● Work instructions:
Would you retype all of these records exactly?

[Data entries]

────────

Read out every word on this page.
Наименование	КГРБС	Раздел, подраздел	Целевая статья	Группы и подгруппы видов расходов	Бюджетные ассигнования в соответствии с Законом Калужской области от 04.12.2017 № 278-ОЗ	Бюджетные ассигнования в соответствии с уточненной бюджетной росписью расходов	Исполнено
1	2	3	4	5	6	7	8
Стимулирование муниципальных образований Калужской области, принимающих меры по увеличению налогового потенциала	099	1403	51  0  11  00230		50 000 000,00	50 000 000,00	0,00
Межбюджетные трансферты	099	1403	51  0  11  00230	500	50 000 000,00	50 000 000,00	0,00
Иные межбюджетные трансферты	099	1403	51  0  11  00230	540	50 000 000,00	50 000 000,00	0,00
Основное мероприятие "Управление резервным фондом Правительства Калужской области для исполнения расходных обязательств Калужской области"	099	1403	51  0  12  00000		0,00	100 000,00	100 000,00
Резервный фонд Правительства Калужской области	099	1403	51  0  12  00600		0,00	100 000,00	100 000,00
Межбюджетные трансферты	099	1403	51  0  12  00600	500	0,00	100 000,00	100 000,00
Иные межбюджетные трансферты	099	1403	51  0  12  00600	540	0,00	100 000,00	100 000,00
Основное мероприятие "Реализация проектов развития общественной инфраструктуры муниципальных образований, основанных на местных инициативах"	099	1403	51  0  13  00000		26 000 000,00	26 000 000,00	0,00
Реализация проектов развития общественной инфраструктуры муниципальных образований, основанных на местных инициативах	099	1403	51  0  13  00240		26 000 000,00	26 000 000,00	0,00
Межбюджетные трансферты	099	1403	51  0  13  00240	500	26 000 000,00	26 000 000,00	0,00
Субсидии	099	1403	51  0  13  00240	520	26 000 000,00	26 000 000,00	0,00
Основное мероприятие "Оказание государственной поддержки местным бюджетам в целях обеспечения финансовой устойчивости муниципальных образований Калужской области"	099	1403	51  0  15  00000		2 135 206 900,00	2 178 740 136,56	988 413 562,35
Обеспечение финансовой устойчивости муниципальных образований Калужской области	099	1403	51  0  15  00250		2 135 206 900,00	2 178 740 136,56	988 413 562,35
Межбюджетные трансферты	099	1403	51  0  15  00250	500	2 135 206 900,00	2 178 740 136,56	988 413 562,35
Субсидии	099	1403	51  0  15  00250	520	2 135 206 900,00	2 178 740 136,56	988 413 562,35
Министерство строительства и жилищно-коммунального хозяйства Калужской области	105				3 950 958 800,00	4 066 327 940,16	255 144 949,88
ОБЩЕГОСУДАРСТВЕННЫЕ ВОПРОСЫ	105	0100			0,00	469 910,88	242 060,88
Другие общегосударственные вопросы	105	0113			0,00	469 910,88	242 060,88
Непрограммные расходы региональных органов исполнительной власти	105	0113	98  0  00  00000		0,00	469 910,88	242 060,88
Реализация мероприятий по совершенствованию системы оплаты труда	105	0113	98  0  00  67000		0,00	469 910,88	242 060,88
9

────────

● Written solution:
Read out every word on this page.
Наименование	КГРБС	Раздел, подраздел	Целевая статья	Группы и подгруппы видов расходов	Бюджетные ассигнования в соответствии с Законом Калужской области от 04.12.2017 № 278-ОЗ	Бюджетные ассигнования в соответствии с уточненной бюджетной росписью расходов	Исполнено
1	2	3	4	5	6	7	8
Стимулирование муниципальных образований Калужской области, принимающих меры по увеличению налогового потенциала	099	1403	51  0  11  00230		50 000 000,00	50 000 000,00	0,00
Межбюджетные трансферты	099	1403	51  0  11  00230	500	50 000 000,00	50 000 000,00	0,00
Иные межбюджетные трансферты	099	1403	51  0  11  00230	540	50 000 000,00	50 000 000,00	0,00
Основное мероприятие "Управление резервным фондом Правительства Калужской области для исполнения расходных обязательств Калужской области"	099	1403	51  0  12  00000		0,00	100 000,00	100 000,00
Резервный фонд Правительства Калужской области	099	1403	51  0  12  00600		0,00	100 000,00	100 000,00
Межбюджетные трансферты	099	1403	51  0  12  00600	500	0,00	100 000,00	100 000,00
Иные межбюджетные трансферты	099	1403	51  0  12  00600	540	0,00	100 000,00	100 000,00
Основное мероприятие "Реализация проектов развития общественной инфраструктуры муниципальных образований, основанных на местных инициативах"	099	1403	51  0  13  00000		26 000 000,00	26 000 000,00	0,00
Реализация проектов развития общественной инфраструктуры муниципальных образований, основанных на местных инициативах	099	1403	51  0  13  00240		26 000 000,00	26 000 000,00	0,00
Межбюджетные трансферты	099	1403	51  0  13  00240	500	26 000 000,00	26 000 000,00	0,00
Субсидии	099	1403	51  0  13  00240	520	26 000 000,00	26 000 000,00	0,00
Основное мероприятие "Оказание государственной поддержки местным бюджетам в целях обеспечения финансовой устойчивости муниципальных образований Калужской области"	099	1403	51  0  15  00000		2 135 206 900,00	2 178 740 136,56	988 413 562,35
Обеспечение финансовой устойчивости муниципальных образований Калужской области	099	1403	51  0  15  00250		2 135 206 900,00	2 178 740 136,56	988 413 562,35
Межбюджетные трансферты	099	1403	51  0  15  00250	500	2 135 206 900,00	2 178 740 136,56	988 413 562,35
Субсидии	099	1403	51  0  15  00250	520	2 135 206 900,00	2 178 740 136,56	988 413 562,35
Министерство строительства и жилищно-коммунального хозяйства Калужской области	105				3 950 958 800,00	4 066 327 940,16	255 144 949,88
ОБЩЕГОСУДАРСТВЕННЫЕ ВОПРОСЫ	105	0100			0,00	469 910,88	242 060,88
Другие общегосударственные вопросы	105	0113			0,00	469 910,88	242 060,88
Непрограммные расходы региональных органов исполнительной власти	105	0113	98  0  00  00000		0,00	469 910,88	242 060,88
Реализация мероприятий по совершенствованию системы оплаты труда	105	0113	98  0  00  67000		0,00	469 910,88	242 060,88
9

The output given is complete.